***** MATERIALS PROVIDED *****

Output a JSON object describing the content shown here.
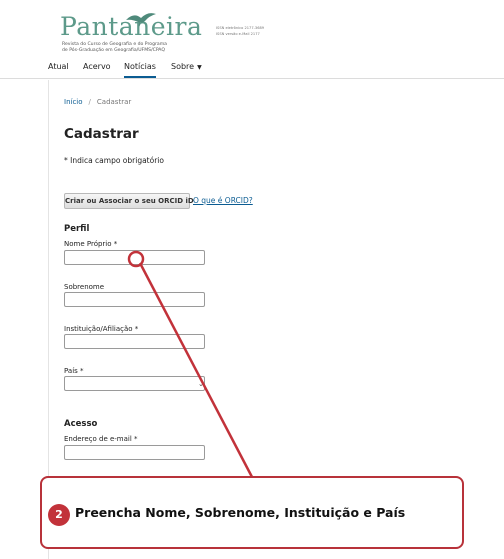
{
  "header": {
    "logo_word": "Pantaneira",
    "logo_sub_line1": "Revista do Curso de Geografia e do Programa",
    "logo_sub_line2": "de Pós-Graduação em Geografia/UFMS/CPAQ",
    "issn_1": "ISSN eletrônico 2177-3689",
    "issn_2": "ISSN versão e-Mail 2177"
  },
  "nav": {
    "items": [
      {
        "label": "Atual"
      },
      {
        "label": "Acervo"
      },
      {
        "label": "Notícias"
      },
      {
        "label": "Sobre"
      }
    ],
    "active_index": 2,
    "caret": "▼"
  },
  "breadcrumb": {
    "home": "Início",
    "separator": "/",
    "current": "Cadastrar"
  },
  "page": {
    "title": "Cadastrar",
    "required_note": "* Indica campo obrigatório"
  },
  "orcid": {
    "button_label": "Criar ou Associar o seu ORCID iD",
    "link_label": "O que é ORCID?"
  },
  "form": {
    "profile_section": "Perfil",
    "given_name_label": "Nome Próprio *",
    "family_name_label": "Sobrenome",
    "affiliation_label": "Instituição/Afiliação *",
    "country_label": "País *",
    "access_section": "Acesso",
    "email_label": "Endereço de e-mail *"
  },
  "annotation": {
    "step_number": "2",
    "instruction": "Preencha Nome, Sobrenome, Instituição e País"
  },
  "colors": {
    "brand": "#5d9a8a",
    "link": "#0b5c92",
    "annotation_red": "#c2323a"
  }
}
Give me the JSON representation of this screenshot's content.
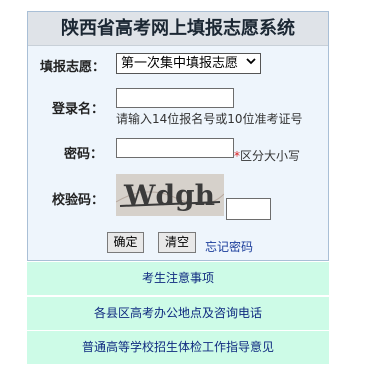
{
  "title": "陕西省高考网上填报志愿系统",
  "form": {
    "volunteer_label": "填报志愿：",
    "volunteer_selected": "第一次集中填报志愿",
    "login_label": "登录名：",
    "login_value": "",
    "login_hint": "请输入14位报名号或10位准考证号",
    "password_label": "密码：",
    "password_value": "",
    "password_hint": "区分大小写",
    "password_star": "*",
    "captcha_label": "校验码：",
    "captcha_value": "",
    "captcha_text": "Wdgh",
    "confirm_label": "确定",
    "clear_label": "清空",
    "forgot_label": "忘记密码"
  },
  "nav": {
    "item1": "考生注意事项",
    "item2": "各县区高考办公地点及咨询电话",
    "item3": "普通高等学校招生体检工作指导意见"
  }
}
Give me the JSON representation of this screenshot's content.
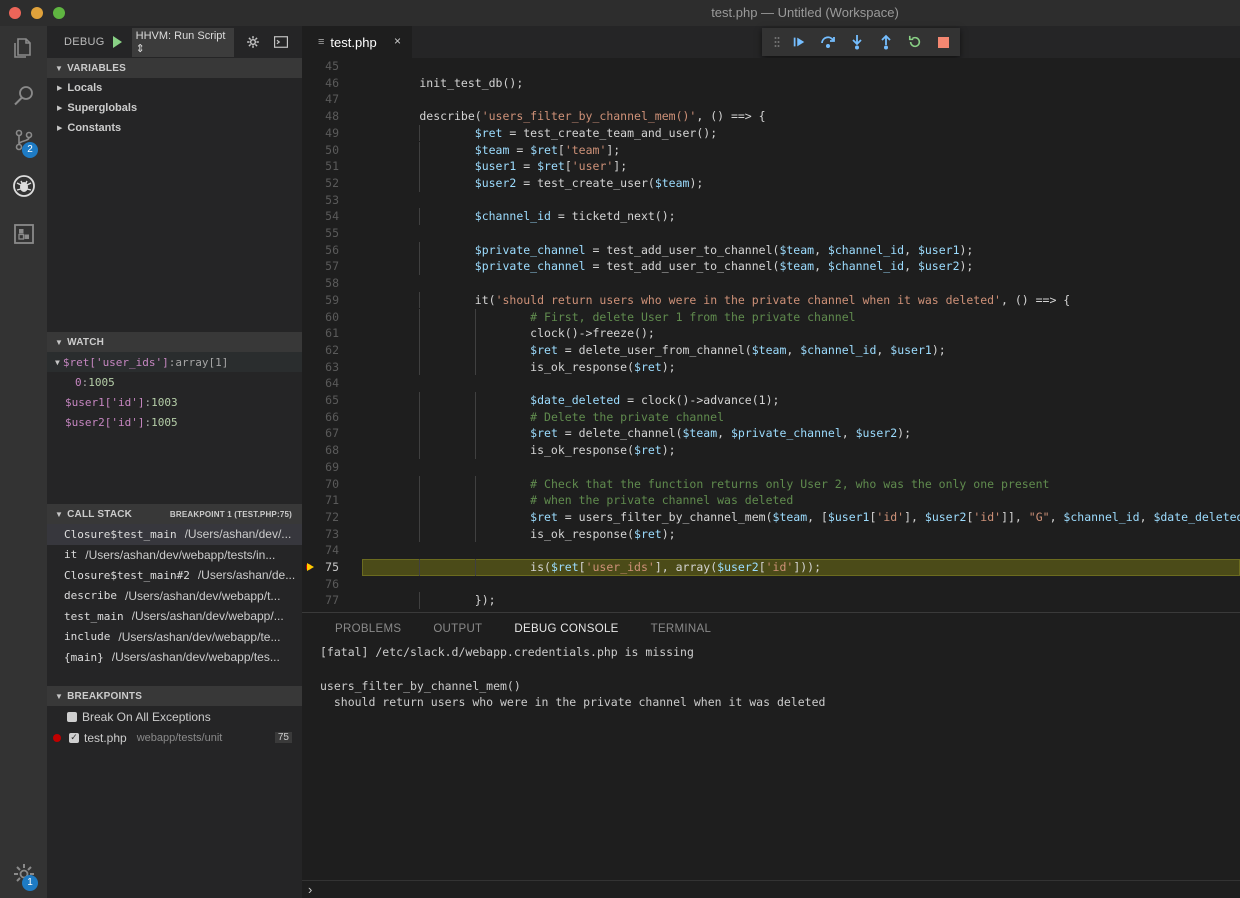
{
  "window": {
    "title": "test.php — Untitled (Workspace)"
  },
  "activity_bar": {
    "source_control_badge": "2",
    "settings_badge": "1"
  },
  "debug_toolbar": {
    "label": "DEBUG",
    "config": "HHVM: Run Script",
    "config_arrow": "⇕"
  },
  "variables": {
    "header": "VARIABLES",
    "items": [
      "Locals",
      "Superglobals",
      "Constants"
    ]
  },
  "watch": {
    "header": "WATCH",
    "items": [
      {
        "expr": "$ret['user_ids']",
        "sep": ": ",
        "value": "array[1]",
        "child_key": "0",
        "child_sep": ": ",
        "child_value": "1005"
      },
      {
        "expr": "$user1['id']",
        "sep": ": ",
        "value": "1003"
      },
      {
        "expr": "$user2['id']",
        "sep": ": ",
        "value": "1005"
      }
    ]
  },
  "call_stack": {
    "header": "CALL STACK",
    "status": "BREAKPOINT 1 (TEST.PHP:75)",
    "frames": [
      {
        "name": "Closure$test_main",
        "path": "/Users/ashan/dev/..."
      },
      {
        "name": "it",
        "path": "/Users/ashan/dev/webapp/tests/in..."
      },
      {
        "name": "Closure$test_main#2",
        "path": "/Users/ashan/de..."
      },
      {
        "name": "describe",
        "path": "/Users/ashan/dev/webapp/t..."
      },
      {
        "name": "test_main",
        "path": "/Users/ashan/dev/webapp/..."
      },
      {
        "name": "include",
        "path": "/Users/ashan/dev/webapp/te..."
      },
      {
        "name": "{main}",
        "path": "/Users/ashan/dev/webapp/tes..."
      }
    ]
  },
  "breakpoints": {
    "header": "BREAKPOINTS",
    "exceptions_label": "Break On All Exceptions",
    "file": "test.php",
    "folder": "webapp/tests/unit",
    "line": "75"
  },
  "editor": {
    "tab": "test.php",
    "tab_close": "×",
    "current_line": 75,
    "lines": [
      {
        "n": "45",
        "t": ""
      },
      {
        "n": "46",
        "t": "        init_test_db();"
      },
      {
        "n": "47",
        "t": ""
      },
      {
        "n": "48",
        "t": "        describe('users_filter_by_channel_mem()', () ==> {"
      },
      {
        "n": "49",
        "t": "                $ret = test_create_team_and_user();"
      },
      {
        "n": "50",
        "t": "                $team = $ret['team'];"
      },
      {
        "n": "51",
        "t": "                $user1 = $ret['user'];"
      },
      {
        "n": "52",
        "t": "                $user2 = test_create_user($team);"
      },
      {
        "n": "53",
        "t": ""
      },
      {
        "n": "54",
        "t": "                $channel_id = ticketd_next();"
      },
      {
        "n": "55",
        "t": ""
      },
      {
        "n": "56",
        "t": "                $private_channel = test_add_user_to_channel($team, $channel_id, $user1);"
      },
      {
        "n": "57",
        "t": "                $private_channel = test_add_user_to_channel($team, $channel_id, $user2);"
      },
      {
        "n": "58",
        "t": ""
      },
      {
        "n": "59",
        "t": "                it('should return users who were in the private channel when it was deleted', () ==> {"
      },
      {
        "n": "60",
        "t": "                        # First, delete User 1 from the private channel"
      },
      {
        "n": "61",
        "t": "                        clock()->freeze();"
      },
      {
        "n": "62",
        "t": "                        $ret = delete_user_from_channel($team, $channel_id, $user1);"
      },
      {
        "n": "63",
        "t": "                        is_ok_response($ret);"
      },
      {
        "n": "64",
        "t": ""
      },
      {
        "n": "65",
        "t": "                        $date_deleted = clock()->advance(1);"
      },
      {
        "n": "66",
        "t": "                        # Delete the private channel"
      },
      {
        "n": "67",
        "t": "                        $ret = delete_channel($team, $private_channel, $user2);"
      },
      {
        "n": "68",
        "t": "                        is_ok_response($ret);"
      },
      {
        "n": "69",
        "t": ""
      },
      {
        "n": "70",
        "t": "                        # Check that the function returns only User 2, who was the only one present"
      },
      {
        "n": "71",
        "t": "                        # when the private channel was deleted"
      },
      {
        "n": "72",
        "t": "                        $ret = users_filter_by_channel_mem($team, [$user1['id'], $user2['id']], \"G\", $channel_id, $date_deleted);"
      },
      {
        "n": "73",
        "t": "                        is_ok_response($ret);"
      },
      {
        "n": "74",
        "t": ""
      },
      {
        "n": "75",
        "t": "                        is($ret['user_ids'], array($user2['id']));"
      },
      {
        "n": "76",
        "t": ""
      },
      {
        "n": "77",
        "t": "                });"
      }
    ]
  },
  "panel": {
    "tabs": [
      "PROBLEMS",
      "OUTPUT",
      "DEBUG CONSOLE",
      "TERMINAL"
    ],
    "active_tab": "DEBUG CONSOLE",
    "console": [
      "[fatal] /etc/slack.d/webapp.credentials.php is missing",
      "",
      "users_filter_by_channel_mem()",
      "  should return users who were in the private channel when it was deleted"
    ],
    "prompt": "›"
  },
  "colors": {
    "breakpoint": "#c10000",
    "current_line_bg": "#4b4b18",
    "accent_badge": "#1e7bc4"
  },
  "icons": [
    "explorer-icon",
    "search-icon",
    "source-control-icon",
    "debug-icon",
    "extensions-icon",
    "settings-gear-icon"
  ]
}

*****

- [TASK BRIEF]: Which lines hold the word "ashan"? Copy all of them.

- [COMPLETED EXERCISE]:
        "path": "/Users/ashan/dev/..."
        "path": "/Users/ashan/dev/webapp/tests/in..."
        "path": "/Users/ashan/de..."
        "path": "/Users/ashan/dev/webapp/t..."
        "path": "/Users/ashan/dev/webapp/..."
        "path": "/Users/ashan/dev/webapp/te..."
        "path": "/Users/ashan/dev/webapp/tes..."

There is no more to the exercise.